***** Raw data *****

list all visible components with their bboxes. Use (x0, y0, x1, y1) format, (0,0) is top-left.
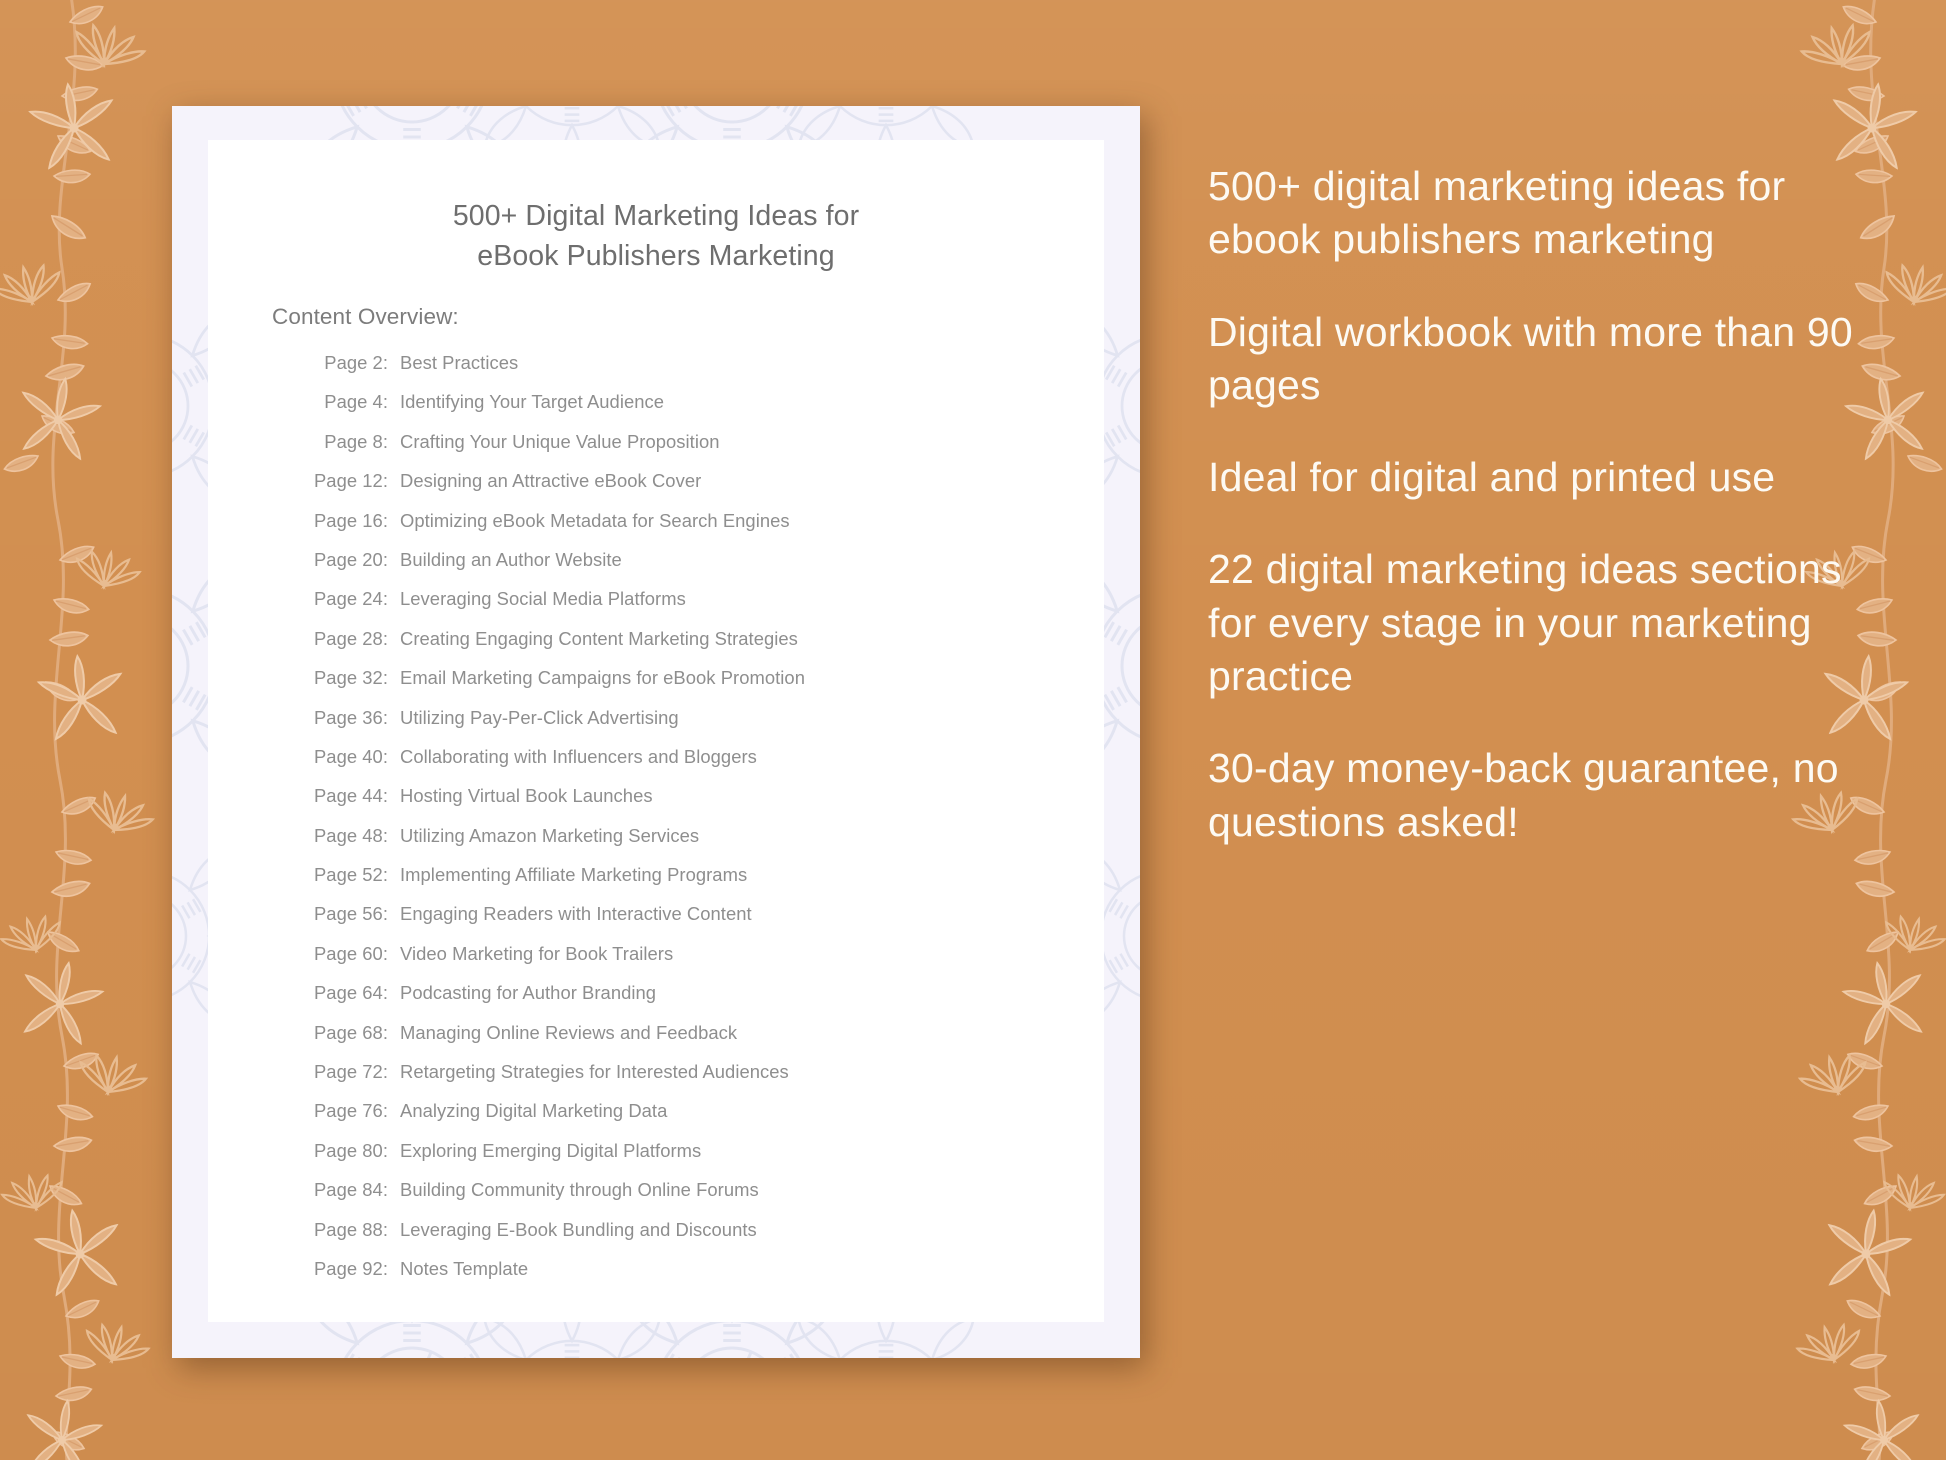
toc-page-number: Page 84: (313, 1179, 388, 1201)
toc-row[interactable]: Page 24: Leveraging Social Media Platform… (302, 588, 1074, 627)
toc-page-number: Page 56: (313, 903, 388, 925)
promo-block: 22 digital marketing ideas sections for … (1208, 546, 1842, 700)
toc-section-title: Building Community through Online Forums (400, 1179, 759, 1201)
toc-section-title: Utilizing Pay-Per-Click Advertising (400, 706, 679, 728)
toc-row[interactable]: Page 84: Building Community through Onlin… (302, 1179, 1074, 1218)
product-listing-image: 500+ Digital Marketing Ideas for eBook P… (0, 0, 1946, 1460)
toc-section-title: Optimizing eBook Metadata for Search Eng… (400, 509, 790, 531)
toc-section-title: Retargeting Strategies for Interested Au… (400, 1061, 789, 1083)
toc-row[interactable]: Page 92: Notes Template (302, 1258, 1074, 1297)
toc-page-number: Page 16: (313, 509, 388, 531)
toc-section-title: Email Marketing Campaigns for eBook Prom… (400, 667, 805, 689)
toc-section-title: Leveraging E-Book Bundling and Discounts (400, 1218, 757, 1240)
toc-section-title: Exploring Emerging Digital Platforms (400, 1139, 702, 1161)
toc-row[interactable]: Page 4: Identifying Your Target Audience (302, 391, 1074, 430)
toc-section-title: Engaging Readers with Interactive Conten… (400, 903, 752, 925)
toc-row[interactable]: Page 44: Hosting Virtual Book Launches (302, 785, 1074, 824)
toc-row[interactable]: Page 12: Designing an Attractive eBook Co… (302, 470, 1074, 509)
promo-block: Ideal for digital and printed use (1208, 454, 1776, 501)
page-title: 500+ Digital Marketing Ideas for eBook P… (452, 200, 860, 273)
toc-page-number: Page 40: (313, 745, 388, 767)
toc-row[interactable]: Page 64: Podcasting for Author Branding (302, 982, 1074, 1021)
toc-row[interactable]: Page 52: Implementing Affiliate Marketing… (302, 864, 1074, 903)
toc-page-number: Page 64: (313, 982, 388, 1004)
table-of-contents: Page 2: Best Practices Page 4: Identifying … (302, 352, 1074, 1297)
toc-row[interactable]: Page 36: Utilizing Pay-Per-Click Advertis… (302, 707, 1074, 746)
promo-copy-list: 500+ digital marketing ideas for ebook p… (1208, 160, 1868, 849)
toc-section-title: Podcasting for Author Branding (400, 982, 657, 1004)
toc-row[interactable]: Page 28: Creating Engaging Content Market… (302, 628, 1074, 667)
toc-page-number: Page 36: (313, 706, 388, 728)
toc-page-number: Page 72: (313, 1061, 388, 1083)
toc-section-title: Analyzing Digital Marketing Data (400, 1100, 668, 1122)
toc-row[interactable]: Page 16: Optimizing eBook Metadata for Se… (302, 510, 1074, 549)
page-sheet: 500+ Digital Marketing Ideas for eBook P… (172, 106, 1140, 1358)
toc-section-title: Collaborating with Influencers and Blogg… (400, 745, 757, 767)
toc-section-title: Notes Template (400, 1257, 529, 1279)
toc-section-title: Crafting Your Unique Value Proposition (400, 430, 720, 452)
page-content-area: 500+ Digital Marketing Ideas for eBook P… (208, 140, 1104, 1322)
floral-vine-border-left-icon (0, 0, 166, 1460)
toc-section-title: Best Practices (400, 352, 519, 373)
toc-row[interactable]: Page 72: Retargeting Strategies for Inter… (302, 1061, 1074, 1100)
toc-row[interactable]: Page 76: Analyzing Digital Marketing Data (302, 1100, 1074, 1139)
toc-row[interactable]: Page 60: Video Marketing for Book Trailer… (302, 943, 1074, 982)
promo-block: 500+ digital marketing ideas for ebook p… (1208, 163, 1786, 263)
toc-row[interactable]: Page 2: Best Practices (302, 352, 1074, 391)
workbook-page-preview[interactable]: 500+ Digital Marketing Ideas for eBook P… (172, 106, 1146, 1368)
toc-page-number: Page 24: (313, 588, 388, 610)
toc-section-title: Managing Online Reviews and Feedback (400, 1021, 738, 1043)
toc-page-number: Page 20: (313, 548, 388, 570)
toc-page-number: Page 60: (313, 942, 388, 964)
toc-section-title: Hosting Virtual Book Launches (400, 785, 653, 807)
toc-row[interactable]: Page 68: Managing Online Reviews and Feed… (302, 1022, 1074, 1061)
toc-section-title: Utilizing Amazon Marketing Services (400, 824, 700, 846)
toc-page-number: Page 92: (313, 1257, 388, 1279)
toc-section-title: Video Marketing for Book Trailers (400, 942, 674, 964)
toc-section-title: Creating Engaging Content Marketing Stra… (400, 627, 798, 649)
toc-section-title: Implementing Affiliate Marketing Program… (400, 864, 748, 886)
content-overview-label: Content Overview: (272, 304, 459, 329)
toc-page-number: Page 48: (313, 824, 388, 846)
toc-page-number: Page 4: (324, 391, 388, 413)
toc-row[interactable]: Page 20: Building an Author Website (302, 549, 1074, 588)
toc-section-title: Building an Author Website (400, 548, 622, 570)
toc-row[interactable]: Page 8: Crafting Your Unique Value Propos… (302, 431, 1074, 470)
toc-page-number: Page 80: (313, 1139, 388, 1161)
toc-page-number: Page 8: (324, 430, 388, 452)
toc-section-title: Designing an Attractive eBook Cover (400, 470, 702, 492)
toc-row[interactable]: Page 40: Collaborating with Influencers a… (302, 746, 1074, 785)
toc-page-number: Page 44: (313, 785, 388, 807)
toc-row[interactable]: Page 32: Email Marketing Campaigns for eB… (302, 667, 1074, 706)
promo-block: 30-day money-back guarantee, no question… (1208, 745, 1839, 845)
toc-row[interactable]: Page 80: Exploring Emerging Digital Platf… (302, 1140, 1074, 1179)
toc-page-number: Page 88: (313, 1218, 388, 1240)
toc-page-number: Page 2: (324, 352, 388, 373)
toc-page-number: Page 32: (313, 667, 388, 689)
toc-page-number: Page 28: (313, 627, 388, 649)
toc-row[interactable]: Page 48: Utilizing Amazon Marketing Servi… (302, 825, 1074, 864)
toc-row[interactable]: Page 56: Engaging Readers with Interactiv… (302, 903, 1074, 942)
toc-page-number: Page 52: (313, 864, 388, 886)
toc-page-number: Page 12: (313, 470, 388, 492)
promo-block: Digital workbook with more than 90 pages (1208, 308, 1853, 408)
toc-row[interactable]: Page 88: Leveraging E-Book Bundling and D… (302, 1219, 1074, 1258)
toc-section-title: Identifying Your Target Audience (400, 391, 665, 413)
toc-page-number: Page 68: (313, 1021, 388, 1043)
toc-page-number: Page 76: (313, 1100, 388, 1122)
toc-section-title: Leveraging Social Media Platforms (400, 588, 686, 610)
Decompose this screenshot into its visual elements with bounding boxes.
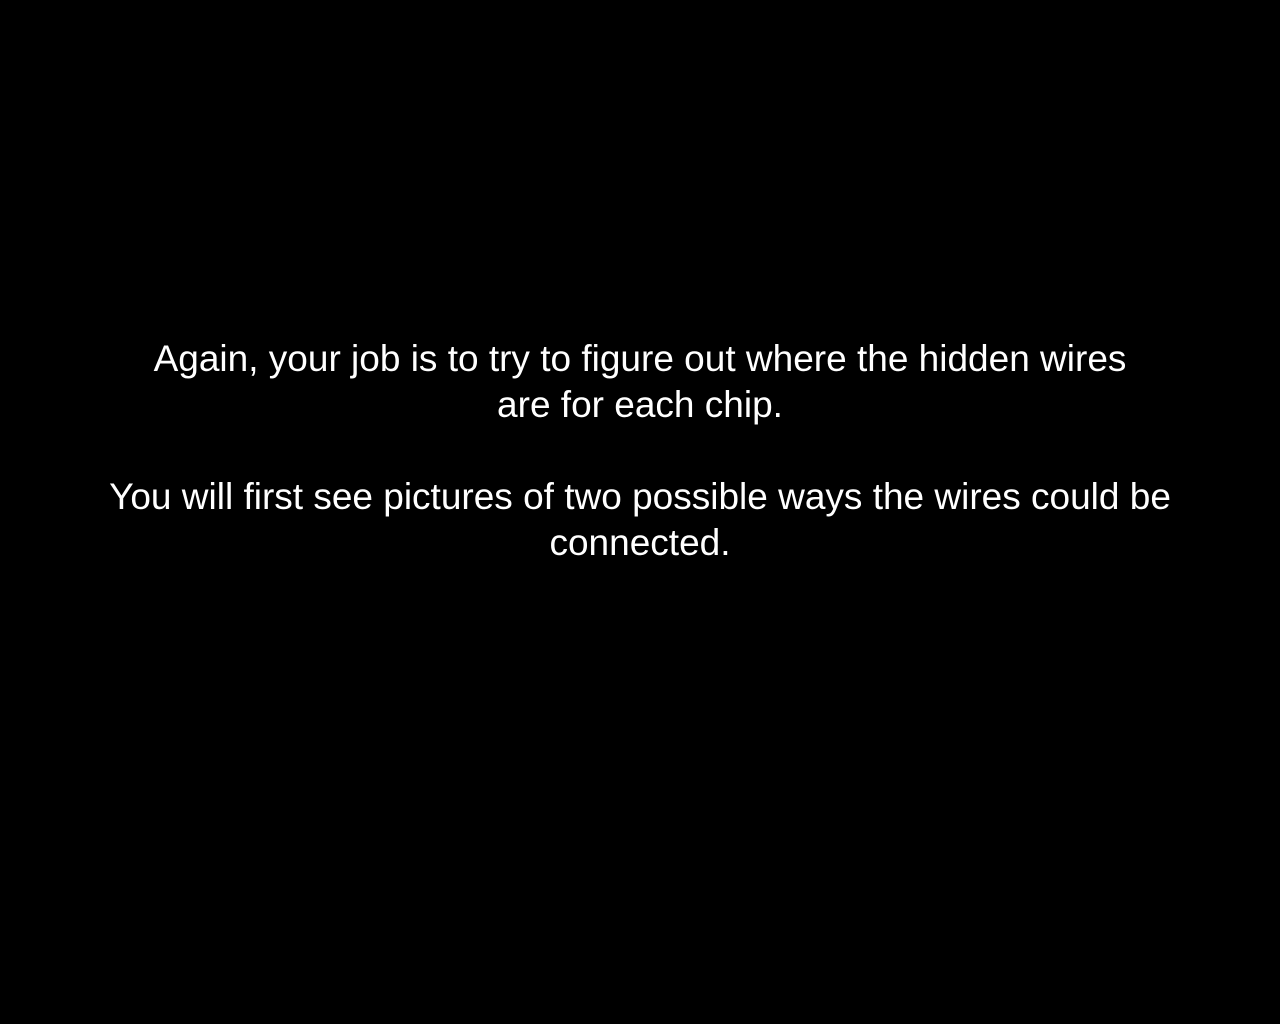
- instruction-paragraph-2: You will first see pictures of two possi…: [0, 474, 1280, 566]
- instruction-paragraph-1-line-2: are for each chip.: [497, 384, 783, 425]
- instruction-screen: Again, your job is to try to figure out …: [0, 0, 1280, 1024]
- instruction-paragraph-1-line-1: Again, your job is to try to figure out …: [153, 338, 1127, 379]
- instruction-text: Again, your job is to try to figure out …: [0, 336, 1280, 566]
- instruction-paragraph-2-line-1: You will first see pictures of two possi…: [109, 476, 1171, 517]
- instruction-paragraph-2-line-2: connected.: [549, 522, 731, 563]
- instruction-paragraph-1: Again, your job is to try to figure out …: [0, 336, 1280, 428]
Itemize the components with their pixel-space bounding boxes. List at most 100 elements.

*****

__What is being asked__. Copy out every line of the items above without any changes, omitting the pictures.

__Solution to this exercise__.
list all visible components with their bboxes. Use (x0, y0, x1, y1) format, (0,0) is top-left.
toc-page-number: Page 84: (313, 1179, 388, 1201)
toc-row[interactable]: Page 24: Leveraging Social Media Platform… (302, 588, 1074, 627)
toc-page-number: Page 56: (313, 903, 388, 925)
promo-block: 22 digital marketing ideas sections for … (1208, 546, 1842, 700)
toc-section-title: Building Community through Online Forums (400, 1179, 759, 1201)
toc-section-title: Utilizing Pay-Per-Click Advertising (400, 706, 679, 728)
toc-row[interactable]: Page 84: Building Community through Onlin… (302, 1179, 1074, 1218)
product-listing-image: 500+ Digital Marketing Ideas for eBook P… (0, 0, 1946, 1460)
toc-section-title: Optimizing eBook Metadata for Search Eng… (400, 509, 790, 531)
toc-section-title: Retargeting Strategies for Interested Au… (400, 1061, 789, 1083)
toc-row[interactable]: Page 92: Notes Template (302, 1258, 1074, 1297)
toc-page-number: Page 16: (313, 509, 388, 531)
toc-section-title: Email Marketing Campaigns for eBook Prom… (400, 667, 805, 689)
toc-section-title: Leveraging E-Book Bundling and Discounts (400, 1218, 757, 1240)
toc-section-title: Exploring Emerging Digital Platforms (400, 1139, 702, 1161)
toc-row[interactable]: Page 4: Identifying Your Target Audience (302, 391, 1074, 430)
toc-section-title: Engaging Readers with Interactive Conten… (400, 903, 752, 925)
toc-row[interactable]: Page 44: Hosting Virtual Book Launches (302, 785, 1074, 824)
toc-row[interactable]: Page 12: Designing an Attractive eBook Co… (302, 470, 1074, 509)
promo-block: Ideal for digital and printed use (1208, 454, 1776, 501)
page-title: 500+ Digital Marketing Ideas for eBook P… (452, 200, 860, 273)
toc-page-number: Page 40: (313, 745, 388, 767)
toc-row[interactable]: Page 64: Podcasting for Author Branding (302, 982, 1074, 1021)
toc-row[interactable]: Page 52: Implementing Affiliate Marketing… (302, 864, 1074, 903)
toc-page-number: Page 64: (313, 982, 388, 1004)
table-of-contents: Page 2: Best Practices Page 4: Identifying … (302, 352, 1074, 1297)
toc-row[interactable]: Page 36: Utilizing Pay-Per-Click Advertis… (302, 707, 1074, 746)
promo-copy-list: 500+ digital marketing ideas for ebook p… (1208, 160, 1868, 849)
toc-section-title: Podcasting for Author Branding (400, 982, 657, 1004)
toc-row[interactable]: Page 28: Creating Engaging Content Market… (302, 628, 1074, 667)
toc-page-number: Page 36: (313, 706, 388, 728)
toc-page-number: Page 72: (313, 1061, 388, 1083)
toc-section-title: Analyzing Digital Marketing Data (400, 1100, 668, 1122)
toc-row[interactable]: Page 16: Optimizing eBook Metadata for Se… (302, 510, 1074, 549)
page-sheet: 500+ Digital Marketing Ideas for eBook P… (172, 106, 1140, 1358)
toc-section-title: Collaborating with Influencers and Blogg… (400, 745, 757, 767)
toc-section-title: Notes Template (400, 1257, 529, 1279)
toc-section-title: Crafting Your Unique Value Proposition (400, 430, 720, 452)
page-content-area: 500+ Digital Marketing Ideas for eBook P… (208, 140, 1104, 1322)
floral-vine-border-left-icon (0, 0, 166, 1460)
toc-section-title: Best Practices (400, 352, 519, 373)
toc-row[interactable]: Page 72: Retargeting Strategies for Inter… (302, 1061, 1074, 1100)
toc-row[interactable]: Page 76: Analyzing Digital Marketing Data (302, 1100, 1074, 1139)
toc-row[interactable]: Page 60: Video Marketing for Book Trailer… (302, 943, 1074, 982)
promo-block: 500+ digital marketing ideas for ebook p… (1208, 163, 1786, 263)
toc-row[interactable]: Page 2: Best Practices (302, 352, 1074, 391)
workbook-page-preview[interactable]: 500+ Digital Marketing Ideas for eBook P… (172, 106, 1146, 1368)
toc-page-number: Page 24: (313, 588, 388, 610)
toc-section-title: Managing Online Reviews and Feedback (400, 1021, 738, 1043)
toc-page-number: Page 20: (313, 548, 388, 570)
toc-page-number: Page 60: (313, 942, 388, 964)
toc-section-title: Hosting Virtual Book Launches (400, 785, 653, 807)
toc-row[interactable]: Page 68: Managing Online Reviews and Feed… (302, 1022, 1074, 1061)
toc-section-title: Utilizing Amazon Marketing Services (400, 824, 700, 846)
toc-page-number: Page 92: (313, 1257, 388, 1279)
toc-section-title: Video Marketing for Book Trailers (400, 942, 674, 964)
toc-section-title: Creating Engaging Content Marketing Stra… (400, 627, 798, 649)
toc-section-title: Implementing Affiliate Marketing Program… (400, 864, 748, 886)
content-overview-label: Content Overview: (272, 304, 459, 329)
toc-page-number: Page 48: (313, 824, 388, 846)
toc-page-number: Page 4: (324, 391, 388, 413)
toc-row[interactable]: Page 20: Building an Author Website (302, 549, 1074, 588)
toc-section-title: Building an Author Website (400, 548, 622, 570)
toc-row[interactable]: Page 8: Crafting Your Unique Value Propos… (302, 431, 1074, 470)
toc-page-number: Page 80: (313, 1139, 388, 1161)
toc-page-number: Page 8: (324, 430, 388, 452)
toc-section-title: Designing an Attractive eBook Cover (400, 470, 702, 492)
toc-row[interactable]: Page 40: Collaborating with Influencers a… (302, 746, 1074, 785)
toc-page-number: Page 44: (313, 785, 388, 807)
toc-row[interactable]: Page 32: Email Marketing Campaigns for eB… (302, 667, 1074, 706)
promo-block: 30-day money-back guarantee, no question… (1208, 745, 1839, 845)
toc-row[interactable]: Page 80: Exploring Emerging Digital Platf… (302, 1140, 1074, 1179)
toc-page-number: Page 88: (313, 1218, 388, 1240)
toc-page-number: Page 2: (324, 352, 388, 373)
toc-page-number: Page 32: (313, 667, 388, 689)
toc-page-number: Page 28: (313, 627, 388, 649)
toc-row[interactable]: Page 48: Utilizing Amazon Marketing Servi… (302, 825, 1074, 864)
toc-row[interactable]: Page 56: Engaging Readers with Interactiv… (302, 903, 1074, 942)
toc-page-number: Page 52: (313, 864, 388, 886)
toc-page-number: Page 12: (313, 470, 388, 492)
promo-block: Digital workbook with more than 90 pages (1208, 308, 1853, 408)
toc-row[interactable]: Page 88: Leveraging E-Book Bundling and D… (302, 1219, 1074, 1258)
toc-section-title: Identifying Your Target Audience (400, 391, 665, 413)
toc-page-number: Page 68: (313, 1021, 388, 1043)
toc-page-number: Page 76: (313, 1100, 388, 1122)
toc-section-title: Leveraging Social Media Platforms (400, 588, 686, 610)
Decompose this screenshot into its visual elements with bounding boxes.
- instruction-paragraph-2: You will first see pictures of two possi…: [0, 474, 1280, 566]
- instruction-paragraph-1-line-2: are for each chip.: [497, 384, 783, 425]
- instruction-screen: Again, your job is to try to figure out …: [0, 0, 1280, 1024]
- instruction-paragraph-1-line-1: Again, your job is to try to figure out …: [153, 338, 1127, 379]
- instruction-text: Again, your job is to try to figure out …: [0, 336, 1280, 566]
- instruction-paragraph-2-line-1: You will first see pictures of two possi…: [109, 476, 1171, 517]
- instruction-paragraph-2-line-2: connected.: [549, 522, 731, 563]
- instruction-paragraph-1: Again, your job is to try to figure out …: [0, 336, 1280, 428]
Itemize the components with their pixel-space bounding boxes. List at most 100 elements.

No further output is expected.